Exercise description - In the entries below, find the lines that contain the word "Mean" and copy them.

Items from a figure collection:
*****
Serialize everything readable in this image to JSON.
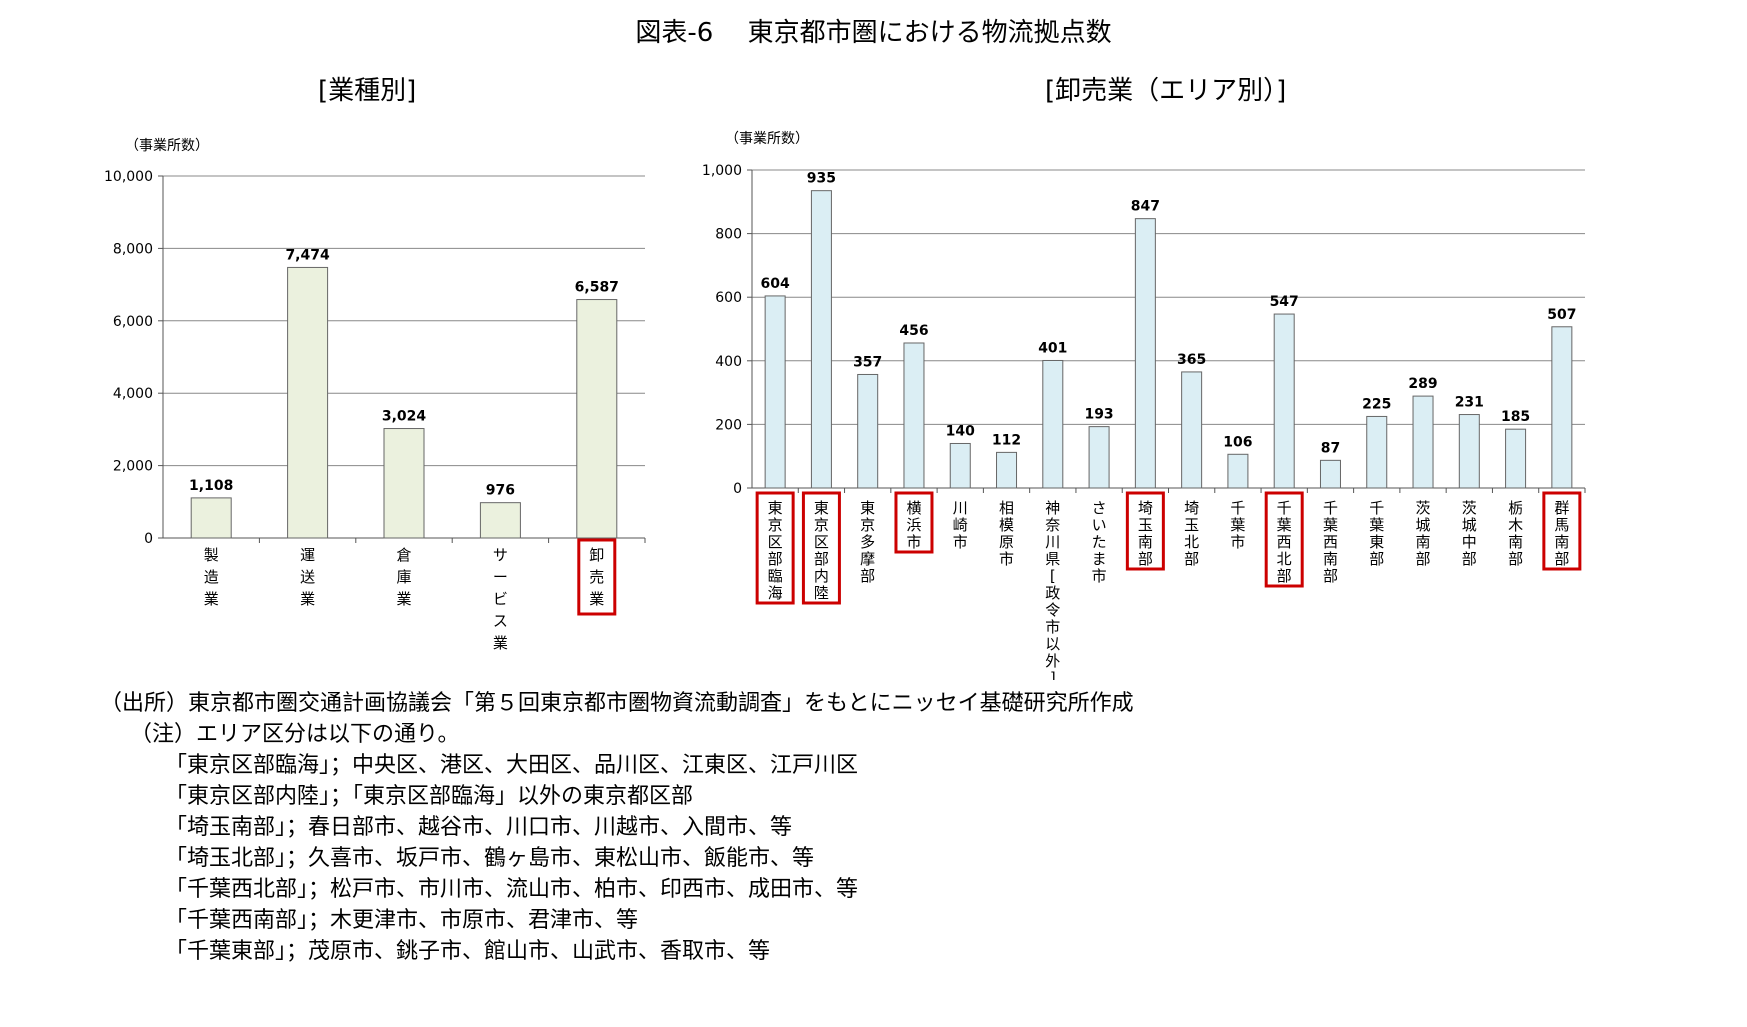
{
  "figure_title": "図表-6　 東京都市圏における物流拠点数",
  "chart_data": [
    {
      "type": "bar",
      "title": "[業種別]",
      "ylabel": "（事業所数）",
      "ylim": [
        0,
        10000
      ],
      "yticks": [
        "0",
        "2,000",
        "4,000",
        "6,000",
        "8,000",
        "10,000"
      ],
      "ytick_values": [
        0,
        2000,
        4000,
        6000,
        8000,
        10000
      ],
      "categories": [
        "製造業",
        "運送業",
        "倉庫業",
        "サービス業",
        "卸売業"
      ],
      "values": [
        1108,
        7474,
        3024,
        976,
        6587
      ],
      "value_labels": [
        "1,108",
        "7,474",
        "3,024",
        "976",
        "6,587"
      ],
      "highlighted": [
        false,
        false,
        false,
        false,
        true
      ],
      "grid": true,
      "bar_color": "#ebf1de"
    },
    {
      "type": "bar",
      "title": "[卸売業（エリア別）]",
      "ylabel": "（事業所数）",
      "ylim": [
        0,
        1000
      ],
      "yticks": [
        "0",
        "200",
        "400",
        "600",
        "800",
        "1,000"
      ],
      "ytick_values": [
        0,
        200,
        400,
        600,
        800,
        1000
      ],
      "categories": [
        "東京区部臨海",
        "東京区部内陸",
        "東京多摩部",
        "横浜市",
        "川崎市",
        "相模原市",
        "神奈川県[政令市以外]",
        "さいたま市",
        "埼玉南部",
        "埼玉北部",
        "千葉市",
        "千葉西北部",
        "千葉西南部",
        "千葉東部",
        "茨城南部",
        "茨城中部",
        "栃木南部",
        "群馬南部"
      ],
      "values": [
        604,
        935,
        357,
        456,
        140,
        112,
        401,
        193,
        847,
        365,
        106,
        547,
        87,
        225,
        289,
        231,
        185,
        507
      ],
      "value_labels": [
        "604",
        "935",
        "357",
        "456",
        "140",
        "112",
        "401",
        "193",
        "847",
        "365",
        "106",
        "547",
        "87",
        "225",
        "289",
        "231",
        "185",
        "507"
      ],
      "highlighted": [
        true,
        true,
        false,
        true,
        false,
        false,
        false,
        false,
        true,
        false,
        false,
        true,
        false,
        false,
        false,
        false,
        false,
        true
      ],
      "grid": true,
      "bar_color": "#dbeef4"
    }
  ],
  "colors": {
    "highlight_box": "#cc0000",
    "grid": "#888888",
    "axis": "#555555"
  },
  "notes": {
    "source": "（出所）東京都市圏交通計画協議会「第５回東京都市圏物資流動調査」をもとにニッセイ基礎研究所作成",
    "note_header": "（注）エリア区分は以下の通り。",
    "items": [
      "「東京区部臨海」；中央区、港区、大田区、品川区、江東区、江戸川区",
      "「東京区部内陸」；「東京区部臨海」以外の東京都区部",
      "「埼玉南部」；春日部市、越谷市、川口市、川越市、入間市、等",
      "「埼玉北部」；久喜市、坂戸市、鶴ヶ島市、東松山市、飯能市、等",
      "「千葉西北部」；松戸市、市川市、流山市、柏市、印西市、成田市、等",
      "「千葉西南部」；木更津市、市原市、君津市、等",
      "「千葉東部」；茂原市、銚子市、館山市、山武市、香取市、等"
    ]
  }
}
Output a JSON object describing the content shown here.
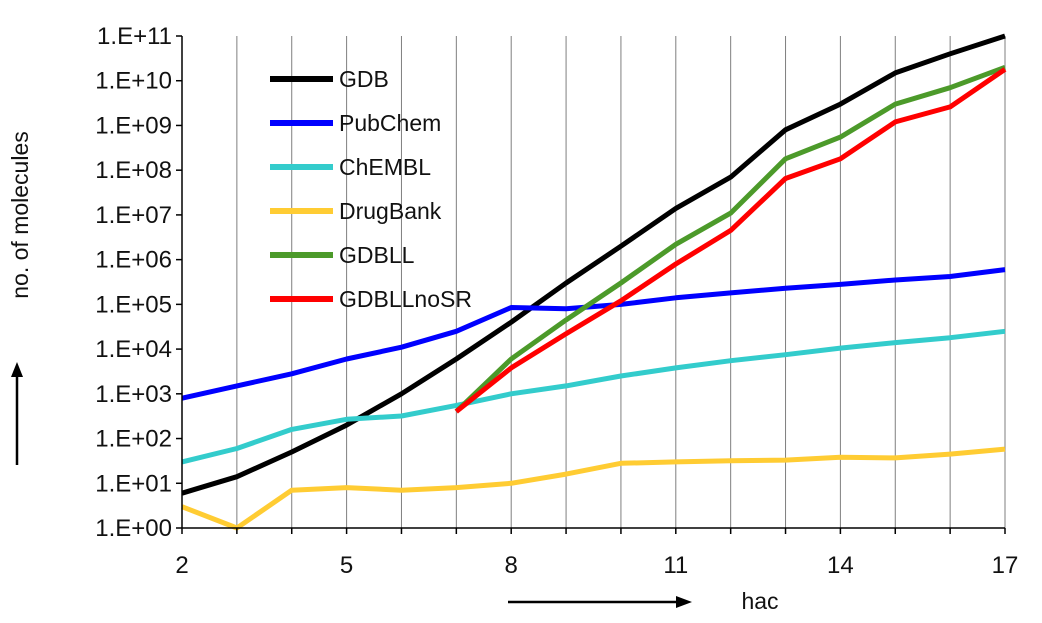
{
  "chart_data": {
    "type": "line",
    "title": "",
    "xlabel": "hac",
    "ylabel": "no. of molecules",
    "x_ticks": [
      "2",
      "5",
      "8",
      "11",
      "14",
      "17"
    ],
    "x_tick_values": [
      2,
      5,
      8,
      11,
      14,
      17
    ],
    "xlim": [
      2,
      17
    ],
    "y_scale": "log",
    "ylim": [
      1,
      100000000000
    ],
    "y_ticks": [
      "1.E+00",
      "1.E+01",
      "1.E+02",
      "1.E+03",
      "1.E+04",
      "1.E+05",
      "1.E+06",
      "1.E+07",
      "1.E+08",
      "1.E+09",
      "1.E+10",
      "1.E+11"
    ],
    "grid": "vertical",
    "legend_position": "top-left",
    "series": [
      {
        "name": "GDB",
        "color": "#000000",
        "x": [
          2,
          3,
          4,
          5,
          6,
          7,
          8,
          9,
          10,
          11,
          12,
          13,
          14,
          15,
          16,
          17
        ],
        "values": [
          6,
          14,
          50,
          200,
          1000,
          6000,
          40000,
          300000,
          2000000,
          14000000,
          70000000,
          800000000,
          3000000000,
          15000000000,
          40000000000,
          100000000000
        ]
      },
      {
        "name": "PubChem",
        "color": "#0000ff",
        "x": [
          2,
          3,
          4,
          5,
          6,
          7,
          8,
          9,
          10,
          11,
          12,
          13,
          14,
          15,
          16,
          17
        ],
        "values": [
          800,
          1500,
          2800,
          6000,
          11000,
          25000,
          85000,
          80000,
          100000,
          140000,
          180000,
          230000,
          280000,
          350000,
          420000,
          600000
        ]
      },
      {
        "name": "ChEMBL",
        "color": "#33cccc",
        "x": [
          2,
          3,
          4,
          5,
          6,
          7,
          8,
          9,
          10,
          11,
          12,
          13,
          14,
          15,
          16,
          17
        ],
        "values": [
          30,
          60,
          160,
          270,
          320,
          550,
          1000,
          1500,
          2500,
          3800,
          5500,
          7500,
          10500,
          14000,
          18000,
          25000
        ]
      },
      {
        "name": "DrugBank",
        "color": "#ffcc33",
        "x": [
          2,
          3,
          4,
          5,
          6,
          7,
          8,
          9,
          10,
          11,
          12,
          13,
          14,
          15,
          16,
          17
        ],
        "values": [
          3,
          1,
          7,
          8,
          7,
          8,
          10,
          16,
          28,
          30,
          32,
          33,
          38,
          37,
          45,
          58
        ]
      },
      {
        "name": "GDBLL",
        "color": "#4c9a2a",
        "x": [
          7,
          8,
          9,
          10,
          11,
          12,
          13,
          14,
          15,
          16,
          17
        ],
        "values": [
          400,
          6000,
          45000,
          300000,
          2200000,
          11000000,
          180000000,
          550000000,
          3000000000,
          7000000000,
          20000000000
        ]
      },
      {
        "name": "GDBLLnoSR",
        "color": "#ff0000",
        "x": [
          7,
          8,
          9,
          10,
          11,
          12,
          13,
          14,
          15,
          16,
          17
        ],
        "values": [
          400,
          3800,
          22000,
          120000,
          800000,
          4500000,
          65000000,
          180000000,
          1200000000,
          2600000000,
          18000000000
        ]
      }
    ]
  }
}
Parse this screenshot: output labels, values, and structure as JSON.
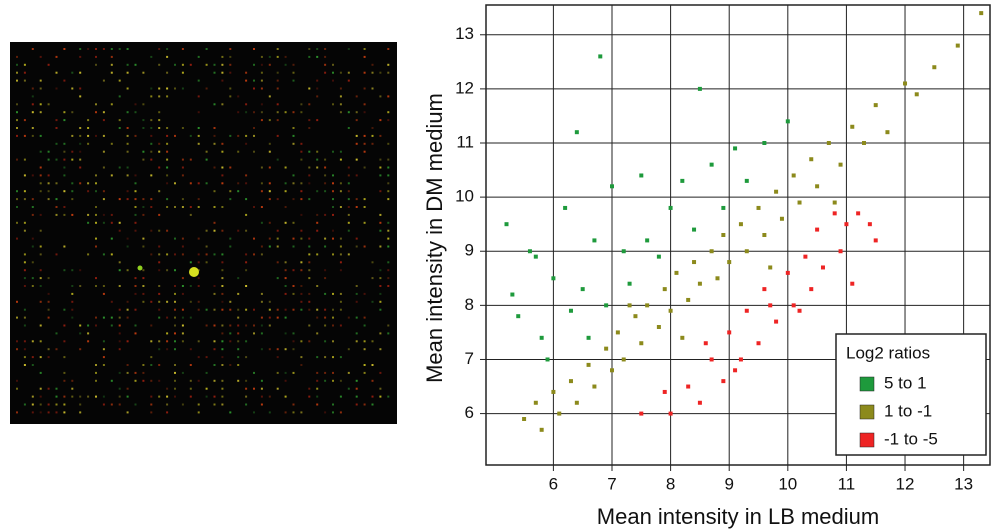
{
  "chart_data": {
    "type": "scatter",
    "x_label": "Mean intensity in LB medium",
    "y_label": "Mean intensity in DM medium",
    "legend_title": "Log2 ratios",
    "legend_position": "lower right",
    "grid": true,
    "xlim": [
      4.85,
      13.45
    ],
    "xticks": [
      6,
      7,
      8,
      9,
      10,
      11,
      12,
      13
    ],
    "ylim": [
      5.05,
      13.55
    ],
    "yticks": [
      6,
      7,
      8,
      9,
      10,
      11,
      12,
      13
    ],
    "series": [
      {
        "name": "5 to 1",
        "color": "#1e9a3c",
        "x": [
          5.2,
          5.3,
          5.4,
          5.6,
          5.7,
          5.8,
          6.0,
          6.2,
          6.3,
          6.4,
          6.5,
          6.7,
          6.8,
          6.9,
          7.0,
          7.2,
          7.3,
          7.5,
          7.6,
          7.8,
          8.0,
          8.2,
          8.4,
          8.5,
          8.7,
          8.9,
          9.1,
          9.3,
          9.6,
          10.0,
          5.9,
          6.6
        ],
        "y": [
          9.5,
          8.2,
          7.8,
          9.0,
          8.9,
          7.4,
          8.5,
          9.8,
          7.9,
          11.2,
          8.3,
          9.2,
          12.6,
          8.0,
          10.2,
          9.0,
          8.4,
          10.4,
          9.2,
          8.9,
          9.8,
          10.3,
          9.4,
          12.0,
          10.6,
          9.8,
          10.9,
          10.3,
          11.0,
          11.4,
          7.0,
          7.4
        ]
      },
      {
        "name": "1 to -1",
        "color": "#8c8a1c",
        "x": [
          5.5,
          5.7,
          5.8,
          6.0,
          6.1,
          6.3,
          6.4,
          6.6,
          6.7,
          6.9,
          7.0,
          7.1,
          7.2,
          7.4,
          7.5,
          7.6,
          7.8,
          7.9,
          8.0,
          8.1,
          8.3,
          8.4,
          8.5,
          8.7,
          8.8,
          8.9,
          9.0,
          9.2,
          9.3,
          9.5,
          9.6,
          9.8,
          9.9,
          10.1,
          10.2,
          10.4,
          10.5,
          10.7,
          10.9,
          11.1,
          11.3,
          11.5,
          11.7,
          12.0,
          12.2,
          12.5,
          12.9,
          13.3,
          8.2,
          7.3,
          9.7,
          10.8
        ],
        "y": [
          5.9,
          6.2,
          5.7,
          6.4,
          6.0,
          6.6,
          6.2,
          6.9,
          6.5,
          7.2,
          6.8,
          7.5,
          7.0,
          7.8,
          7.3,
          8.0,
          7.6,
          8.3,
          7.9,
          8.6,
          8.1,
          8.8,
          8.4,
          9.0,
          8.5,
          9.3,
          8.8,
          9.5,
          9.0,
          9.8,
          9.3,
          10.1,
          9.6,
          10.4,
          9.9,
          10.7,
          10.2,
          11.0,
          10.6,
          11.3,
          11.0,
          11.7,
          11.2,
          12.1,
          11.9,
          12.4,
          12.8,
          13.4,
          7.4,
          8.0,
          8.7,
          9.9
        ]
      },
      {
        "name": "-1 to -5",
        "color": "#ee2424",
        "x": [
          8.0,
          8.3,
          8.5,
          8.7,
          8.9,
          9.0,
          9.2,
          9.3,
          9.5,
          9.6,
          9.8,
          10.0,
          10.1,
          10.3,
          10.4,
          10.5,
          10.6,
          10.8,
          10.9,
          11.0,
          11.2,
          11.4,
          11.5,
          9.1,
          9.7,
          10.2,
          8.6,
          11.1,
          7.5,
          7.9
        ],
        "y": [
          6.0,
          6.5,
          6.2,
          7.0,
          6.6,
          7.5,
          7.0,
          7.9,
          7.3,
          8.3,
          7.7,
          8.6,
          8.0,
          8.9,
          8.3,
          9.4,
          8.7,
          9.7,
          9.0,
          9.5,
          9.7,
          9.5,
          9.2,
          6.8,
          8.0,
          7.9,
          7.3,
          8.4,
          6.0,
          6.4
        ]
      }
    ]
  }
}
*****
Exercise output -
    "x_label": "Mean intensity in LB medium",
    "y_label": "Mean intensity in DM medium",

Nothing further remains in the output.